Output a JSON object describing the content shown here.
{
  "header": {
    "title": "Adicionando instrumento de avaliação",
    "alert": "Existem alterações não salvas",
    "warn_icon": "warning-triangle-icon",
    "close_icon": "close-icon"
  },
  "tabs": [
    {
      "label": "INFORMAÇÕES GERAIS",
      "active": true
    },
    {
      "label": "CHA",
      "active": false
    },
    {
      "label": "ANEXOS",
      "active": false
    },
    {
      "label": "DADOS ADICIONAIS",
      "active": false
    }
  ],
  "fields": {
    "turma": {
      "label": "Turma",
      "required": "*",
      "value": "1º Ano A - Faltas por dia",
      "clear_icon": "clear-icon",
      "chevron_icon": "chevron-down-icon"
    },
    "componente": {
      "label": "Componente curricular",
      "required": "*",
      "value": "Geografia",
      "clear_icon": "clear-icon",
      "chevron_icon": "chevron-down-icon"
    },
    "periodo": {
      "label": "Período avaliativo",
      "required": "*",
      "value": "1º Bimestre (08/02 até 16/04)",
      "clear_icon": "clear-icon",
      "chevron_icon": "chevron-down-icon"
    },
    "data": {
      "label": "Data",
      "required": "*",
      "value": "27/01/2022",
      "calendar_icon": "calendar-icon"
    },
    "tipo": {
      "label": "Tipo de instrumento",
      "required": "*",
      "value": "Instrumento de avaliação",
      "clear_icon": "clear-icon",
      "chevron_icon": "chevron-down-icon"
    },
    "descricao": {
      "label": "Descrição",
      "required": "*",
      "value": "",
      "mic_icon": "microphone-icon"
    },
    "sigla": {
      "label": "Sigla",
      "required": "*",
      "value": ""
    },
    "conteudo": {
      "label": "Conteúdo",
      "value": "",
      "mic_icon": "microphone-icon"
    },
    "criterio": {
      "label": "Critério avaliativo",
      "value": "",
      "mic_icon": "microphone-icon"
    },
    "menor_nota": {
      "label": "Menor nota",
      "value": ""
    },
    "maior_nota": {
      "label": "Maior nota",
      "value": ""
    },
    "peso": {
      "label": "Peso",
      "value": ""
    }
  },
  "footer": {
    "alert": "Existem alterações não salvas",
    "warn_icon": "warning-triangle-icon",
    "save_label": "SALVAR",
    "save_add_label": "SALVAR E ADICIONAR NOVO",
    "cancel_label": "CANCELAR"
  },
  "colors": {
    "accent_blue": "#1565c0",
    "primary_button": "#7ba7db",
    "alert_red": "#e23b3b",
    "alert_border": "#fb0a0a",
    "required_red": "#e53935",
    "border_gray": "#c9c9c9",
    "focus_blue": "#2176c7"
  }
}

> **Written problem**: Copy out the data shown above without altering anything.

> **Task answer**:
Output a JSON object describing the content shown here.
{
  "header": {
    "title": "Adicionando instrumento de avaliação",
    "alert": "Existem alterações não salvas",
    "warn_icon": "warning-triangle-icon",
    "close_icon": "close-icon"
  },
  "tabs": [
    {
      "label": "INFORMAÇÕES GERAIS",
      "active": true
    },
    {
      "label": "CHA",
      "active": false
    },
    {
      "label": "ANEXOS",
      "active": false
    },
    {
      "label": "DADOS ADICIONAIS",
      "active": false
    }
  ],
  "fields": {
    "turma": {
      "label": "Turma",
      "required": "*",
      "value": "1º Ano A - Faltas por dia",
      "clear_icon": "clear-icon",
      "chevron_icon": "chevron-down-icon"
    },
    "componente": {
      "label": "Componente curricular",
      "required": "*",
      "value": "Geografia",
      "clear_icon": "clear-icon",
      "chevron_icon": "chevron-down-icon"
    },
    "periodo": {
      "label": "Período avaliativo",
      "required": "*",
      "value": "1º Bimestre (08/02 até 16/04)",
      "clear_icon": "clear-icon",
      "chevron_icon": "chevron-down-icon"
    },
    "data": {
      "label": "Data",
      "required": "*",
      "value": "27/01/2022",
      "calendar_icon": "calendar-icon"
    },
    "tipo": {
      "label": "Tipo de instrumento",
      "required": "*",
      "value": "Instrumento de avaliação",
      "clear_icon": "clear-icon",
      "chevron_icon": "chevron-down-icon"
    },
    "descricao": {
      "label": "Descrição",
      "required": "*",
      "value": "",
      "mic_icon": "microphone-icon"
    },
    "sigla": {
      "label": "Sigla",
      "required": "*",
      "value": ""
    },
    "conteudo": {
      "label": "Conteúdo",
      "value": "",
      "mic_icon": "microphone-icon"
    },
    "criterio": {
      "label": "Critério avaliativo",
      "value": "",
      "mic_icon": "microphone-icon"
    },
    "menor_nota": {
      "label": "Menor nota",
      "value": ""
    },
    "maior_nota": {
      "label": "Maior nota",
      "value": ""
    },
    "peso": {
      "label": "Peso",
      "value": ""
    }
  },
  "footer": {
    "alert": "Existem alterações não salvas",
    "warn_icon": "warning-triangle-icon",
    "save_label": "SALVAR",
    "save_add_label": "SALVAR E ADICIONAR NOVO",
    "cancel_label": "CANCELAR"
  },
  "colors": {
    "accent_blue": "#1565c0",
    "primary_button": "#7ba7db",
    "alert_red": "#e23b3b",
    "alert_border": "#fb0a0a",
    "required_red": "#e53935",
    "border_gray": "#c9c9c9",
    "focus_blue": "#2176c7"
  }
}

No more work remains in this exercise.